→ **FRAGMENTO SELECCIONADO**:

++++++

Domingo, 28 de agosto de 2005
Toda defensa de las energías renovables está muy bien. Sobre el papel de los periódicos, de los informes, de los análisis, de los programas electorales; todo resulta perfecto. Las instituciones, las empresas del sector, los ecologistas y muchos ciudadanos ven en esta energía una solución segura, limpia y eficaz. Pero todo se complica cuando se intenta trasladar del papel a un sitio determinado, cuando se intenta ubicar los productores de energía renovable en un lugar concreto.
El Gobierno ha aprobado el Plan de Energías Renovables (PER) para el período 2005/2010 con la intención de alcanzar que el 12% de la energía consumida sea de origen renovable y con la pretensión de reforzar los objetivos prioritarios de su política energética que se basa en: garantizar la seguridad del suministro eléctrico y el respeto al medio ambiente.

++++++

→ **INSTRUCCIÓN DE TRABAJO**: Por favor, cita literalmente el fragmento sobre las energías renovables desde "Domingo, 28 de" hasta "al medio ambiente.", ambos incluidos. Las filas no guardan ninguna relación con el fragmento.

++++++

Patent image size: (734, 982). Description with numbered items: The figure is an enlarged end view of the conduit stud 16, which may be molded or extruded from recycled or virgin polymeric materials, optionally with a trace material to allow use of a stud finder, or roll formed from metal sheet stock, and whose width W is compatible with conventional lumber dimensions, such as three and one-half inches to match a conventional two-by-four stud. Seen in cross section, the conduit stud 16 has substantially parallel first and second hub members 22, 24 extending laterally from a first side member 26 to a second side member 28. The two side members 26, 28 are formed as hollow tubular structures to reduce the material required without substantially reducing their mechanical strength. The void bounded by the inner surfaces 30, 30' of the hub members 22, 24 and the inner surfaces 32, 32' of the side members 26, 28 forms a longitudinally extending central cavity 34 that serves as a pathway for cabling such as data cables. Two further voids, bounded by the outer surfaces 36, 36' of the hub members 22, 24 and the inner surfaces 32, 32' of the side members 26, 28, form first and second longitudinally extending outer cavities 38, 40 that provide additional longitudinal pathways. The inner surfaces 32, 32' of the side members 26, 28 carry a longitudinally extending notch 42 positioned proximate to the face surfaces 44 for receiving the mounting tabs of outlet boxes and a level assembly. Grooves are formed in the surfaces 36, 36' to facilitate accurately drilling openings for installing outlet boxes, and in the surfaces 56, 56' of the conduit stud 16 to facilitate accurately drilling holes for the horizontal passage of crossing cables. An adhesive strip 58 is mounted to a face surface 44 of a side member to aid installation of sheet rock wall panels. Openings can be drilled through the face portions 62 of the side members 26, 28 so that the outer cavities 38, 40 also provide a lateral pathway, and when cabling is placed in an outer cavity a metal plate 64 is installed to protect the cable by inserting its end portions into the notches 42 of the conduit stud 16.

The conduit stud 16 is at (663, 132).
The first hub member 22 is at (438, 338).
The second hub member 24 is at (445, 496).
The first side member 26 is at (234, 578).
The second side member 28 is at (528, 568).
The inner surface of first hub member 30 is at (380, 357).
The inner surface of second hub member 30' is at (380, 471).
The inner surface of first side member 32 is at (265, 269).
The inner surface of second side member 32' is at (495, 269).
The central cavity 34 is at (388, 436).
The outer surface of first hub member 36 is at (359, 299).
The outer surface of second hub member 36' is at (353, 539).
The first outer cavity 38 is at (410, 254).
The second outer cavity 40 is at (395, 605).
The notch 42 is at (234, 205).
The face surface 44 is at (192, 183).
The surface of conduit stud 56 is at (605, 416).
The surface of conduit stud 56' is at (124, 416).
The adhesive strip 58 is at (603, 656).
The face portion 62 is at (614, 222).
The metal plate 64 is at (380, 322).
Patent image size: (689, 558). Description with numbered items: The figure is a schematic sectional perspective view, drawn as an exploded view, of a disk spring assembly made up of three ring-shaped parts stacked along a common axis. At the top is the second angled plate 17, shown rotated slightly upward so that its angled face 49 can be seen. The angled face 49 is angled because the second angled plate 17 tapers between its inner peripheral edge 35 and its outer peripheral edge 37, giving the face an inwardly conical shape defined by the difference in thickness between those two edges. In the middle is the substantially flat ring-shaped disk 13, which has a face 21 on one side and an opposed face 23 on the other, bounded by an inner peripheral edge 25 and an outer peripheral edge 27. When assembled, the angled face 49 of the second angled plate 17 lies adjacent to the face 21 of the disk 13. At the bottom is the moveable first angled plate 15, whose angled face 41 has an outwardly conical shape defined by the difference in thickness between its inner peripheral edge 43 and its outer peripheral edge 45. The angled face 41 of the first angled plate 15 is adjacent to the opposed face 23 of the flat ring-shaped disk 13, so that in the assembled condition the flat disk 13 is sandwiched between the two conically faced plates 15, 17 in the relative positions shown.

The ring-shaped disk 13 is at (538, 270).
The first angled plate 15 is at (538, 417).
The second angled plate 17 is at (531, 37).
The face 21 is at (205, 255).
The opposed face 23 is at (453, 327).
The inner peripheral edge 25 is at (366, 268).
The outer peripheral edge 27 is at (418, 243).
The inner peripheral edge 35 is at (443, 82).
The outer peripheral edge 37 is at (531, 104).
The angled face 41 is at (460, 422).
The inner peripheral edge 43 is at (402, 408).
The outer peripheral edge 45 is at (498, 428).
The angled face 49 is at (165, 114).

++++++

→ **RESPUESTA ESCRITA**:
Domingo, 28 de agosto de 2005
Toda defensa de las energías renovables está muy bien. Sobre el papel de los periódicos, de los informes, de los análisis, de los programas electorales; todo resulta perfecto. Las instituciones, las empresas del sector, los ecologistas y muchos ciudadanos ven en esta energía una solución segura, limpia y eficaz. Pero todo se complica cuando se intenta trasladar del papel a un sitio determinado, cuando se intenta ubicar los productores de energía renovable en un lugar concreto.
El Gobierno ha aprobado el Plan de Energías Renovables (PER) para el período 2005/2010 con la intención de alcanzar que el 12% de la energía consumida sea de origen renovable y con la pretensión de reforzar los objetivos prioritarios de su política energética que se basa en: garantizar la seguridad del suministro eléctrico y el respeto al medio ambiente.